(Excerpt from a dataset)
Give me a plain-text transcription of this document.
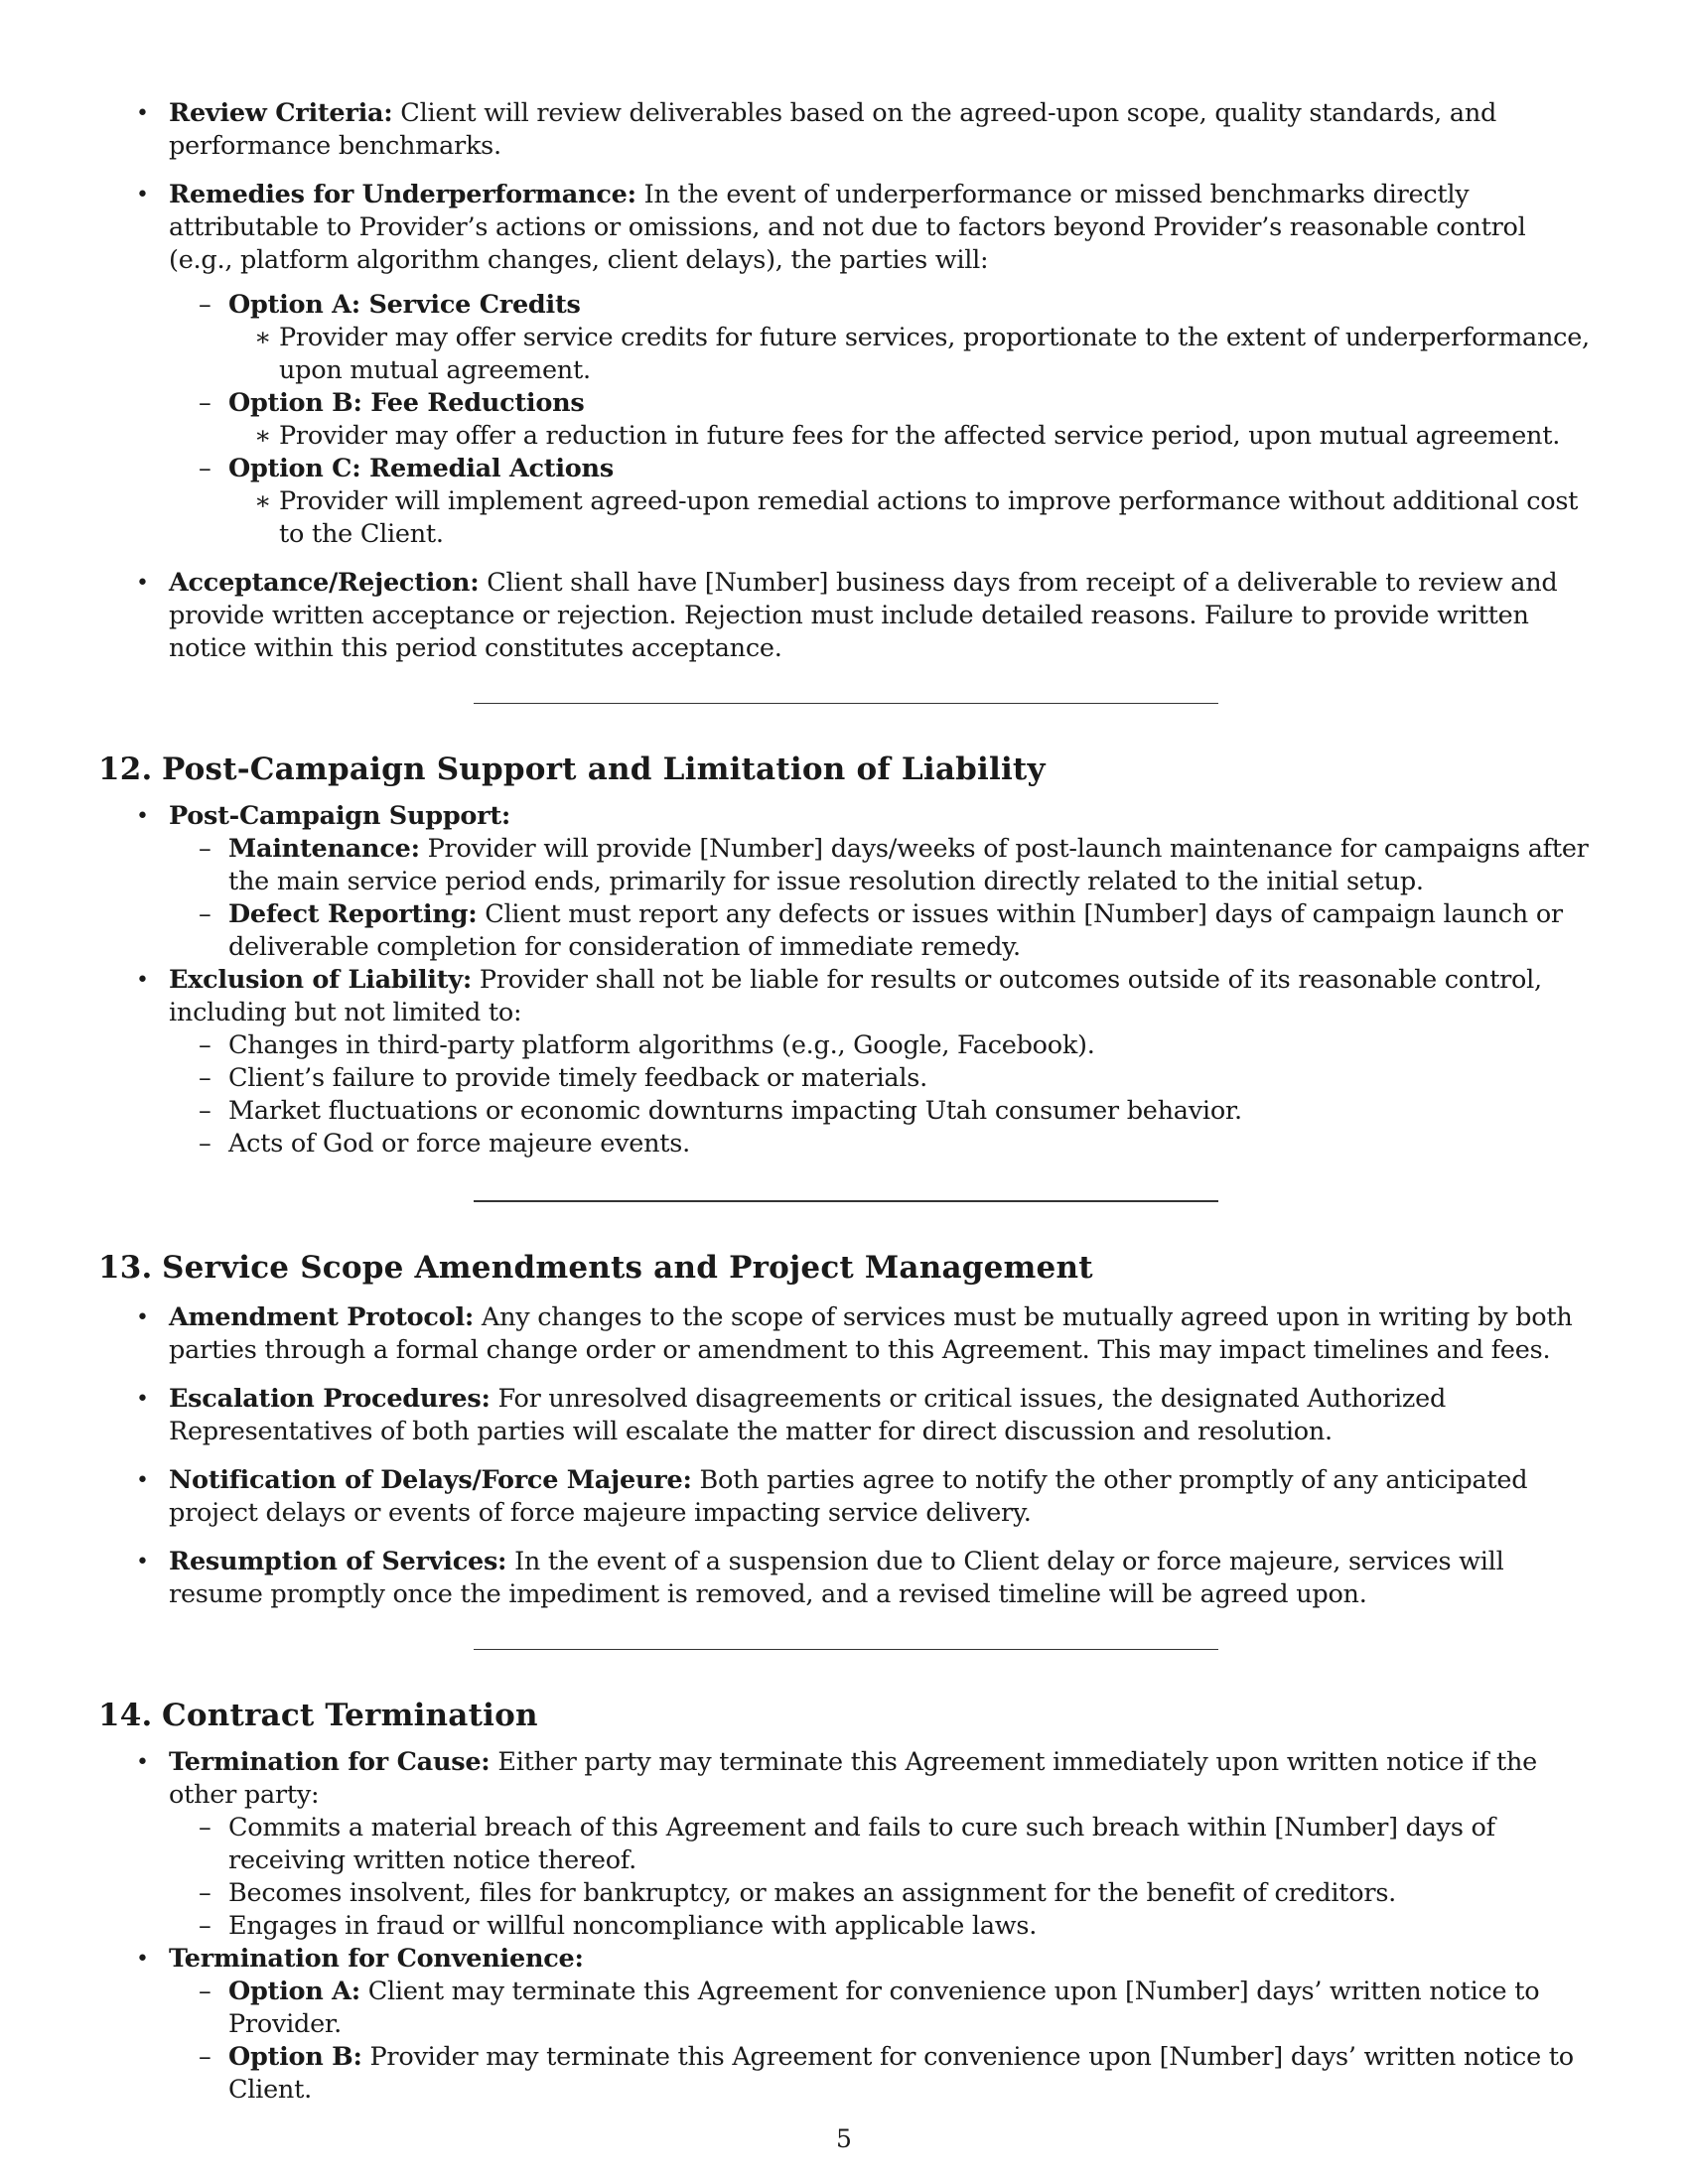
• Review Criteria: Client will review deliverables based on the agreed-upon scope, quality standards, and performance benchmarks.
• Remedies for Underperformance: In the event of underperformance or missed benchmarks directly attributable to Provider’s actions or omissions, and not due to factors beyond Provider’s reasonable control (e.g., platform algorithm changes, client delays), the parties will:
– Option A: Service Credits
∗ Provider may offer service credits for future services, proportionate to the extent of underperformance, upon mutual agreement.
– Option B: Fee Reductions
∗ Provider may offer a reduction in future fees for the affected service period, upon mutual agreement.
– Option C: Remedial Actions
∗ Provider will implement agreed-upon remedial actions to improve performance without additional cost to the Client.
• Acceptance/Rejection: Client shall have [Number] business days from receipt of a deliverable to review and provide written acceptance or rejection. Rejection must include detailed reasons. Failure to provide written notice within this period constitutes acceptance.
12. Post-Campaign Support and Limitation of Liability
• Post-Campaign Support:
– Maintenance: Provider will provide [Number] days/weeks of post-launch maintenance for campaigns after the main service period ends, primarily for issue resolution directly related to the initial setup.
– Defect Reporting: Client must report any defects or issues within [Number] days of campaign launch or deliverable completion for consideration of immediate remedy.
• Exclusion of Liability: Provider shall not be liable for results or outcomes outside of its reasonable control, including but not limited to:
– Changes in third-party platform algorithms (e.g., Google, Facebook).
– Client’s failure to provide timely feedback or materials.
– Market fluctuations or economic downturns impacting Utah consumer behavior.
– Acts of God or force majeure events.
13. Service Scope Amendments and Project Management
• Amendment Protocol: Any changes to the scope of services must be mutually agreed upon in writing by both parties through a formal change order or amendment to this Agreement. This may impact timelines and fees.
• Escalation Procedures: For unresolved disagreements or critical issues, the designated Authorized Representatives of both parties will escalate the matter for direct discussion and resolution.
• Notification of Delays/Force Majeure: Both parties agree to notify the other promptly of any anticipated project delays or events of force majeure impacting service delivery.
• Resumption of Services: In the event of a suspension due to Client delay or force majeure, services will resume promptly once the impediment is removed, and a revised timeline will be agreed upon.
14. Contract Termination
• Termination for Cause: Either party may terminate this Agreement immediately upon written notice if the other party:
– Commits a material breach of this Agreement and fails to cure such breach within [Number] days of receiving written notice thereof.
– Becomes insolvent, files for bankruptcy, or makes an assignment for the benefit of creditors.
– Engages in fraud or willful noncompliance with applicable laws.
• Termination for Convenience:
– Option A: Client may terminate this Agreement for convenience upon [Number] days’ written notice to Provider.
– Option B: Provider may terminate this Agreement for convenience upon [Number] days’ written notice to Client.
5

--- Required work ---
Can you retype every record above exactly, leaving out the pictures?

--- Finished exercise ---
Give me a plain-text transcription of this document.
• Review Criteria: Client will review deliverables based on the agreed-upon scope, quality standards, and performance benchmarks.
• Remedies for Underperformance: In the event of underperformance or missed benchmarks directly attributable to Provider’s actions or omissions, and not due to factors beyond Provider’s reasonable control (e.g., platform algorithm changes, client delays), the parties will:
– Option A: Service Credits
∗ Provider may offer service credits for future services, proportionate to the extent of underperformance, upon mutual agreement.
– Option B: Fee Reductions
∗ Provider may offer a reduction in future fees for the affected service period, upon mutual agreement.
– Option C: Remedial Actions
∗ Provider will implement agreed-upon remedial actions to improve performance without additional cost to the Client.
• Acceptance/Rejection: Client shall have [Number] business days from receipt of a deliverable to review and provide written acceptance or rejection. Rejection must include detailed reasons. Failure to provide written notice within this period constitutes acceptance.
12. Post-Campaign Support and Limitation of Liability
• Post-Campaign Support:
– Maintenance: Provider will provide [Number] days/weeks of post-launch maintenance for campaigns after the main service period ends, primarily for issue resolution directly related to the initial setup.
– Defect Reporting: Client must report any defects or issues within [Number] days of campaign launch or deliverable completion for consideration of immediate remedy.
• Exclusion of Liability: Provider shall not be liable for results or outcomes outside of its reasonable control, including but not limited to:
– Changes in third-party platform algorithms (e.g., Google, Facebook).
– Client’s failure to provide timely feedback or materials.
– Market fluctuations or economic downturns impacting Utah consumer behavior.
– Acts of God or force majeure events.
13. Service Scope Amendments and Project Management
• Amendment Protocol: Any changes to the scope of services must be mutually agreed upon in writing by both parties through a formal change order or amendment to this Agreement. This may impact timelines and fees.
• Escalation Procedures: For unresolved disagreements or critical issues, the designated Authorized Representatives of both parties will escalate the matter for direct discussion and resolution.
• Notification of Delays/Force Majeure: Both parties agree to notify the other promptly of any anticipated project delays or events of force majeure impacting service delivery.
• Resumption of Services: In the event of a suspension due to Client delay or force majeure, services will resume promptly once the impediment is removed, and a revised timeline will be agreed upon.
14. Contract Termination
• Termination for Cause: Either party may terminate this Agreement immediately upon written notice if the other party:
– Commits a material breach of this Agreement and fails to cure such breach within [Number] days of receiving written notice thereof.
– Becomes insolvent, files for bankruptcy, or makes an assignment for the benefit of creditors.
– Engages in fraud or willful noncompliance with applicable laws.
• Termination for Convenience:
– Option A: Client may terminate this Agreement for convenience upon [Number] days’ written notice to Provider.
– Option B: Provider may terminate this Agreement for convenience upon [Number] days’ written notice to Client.
5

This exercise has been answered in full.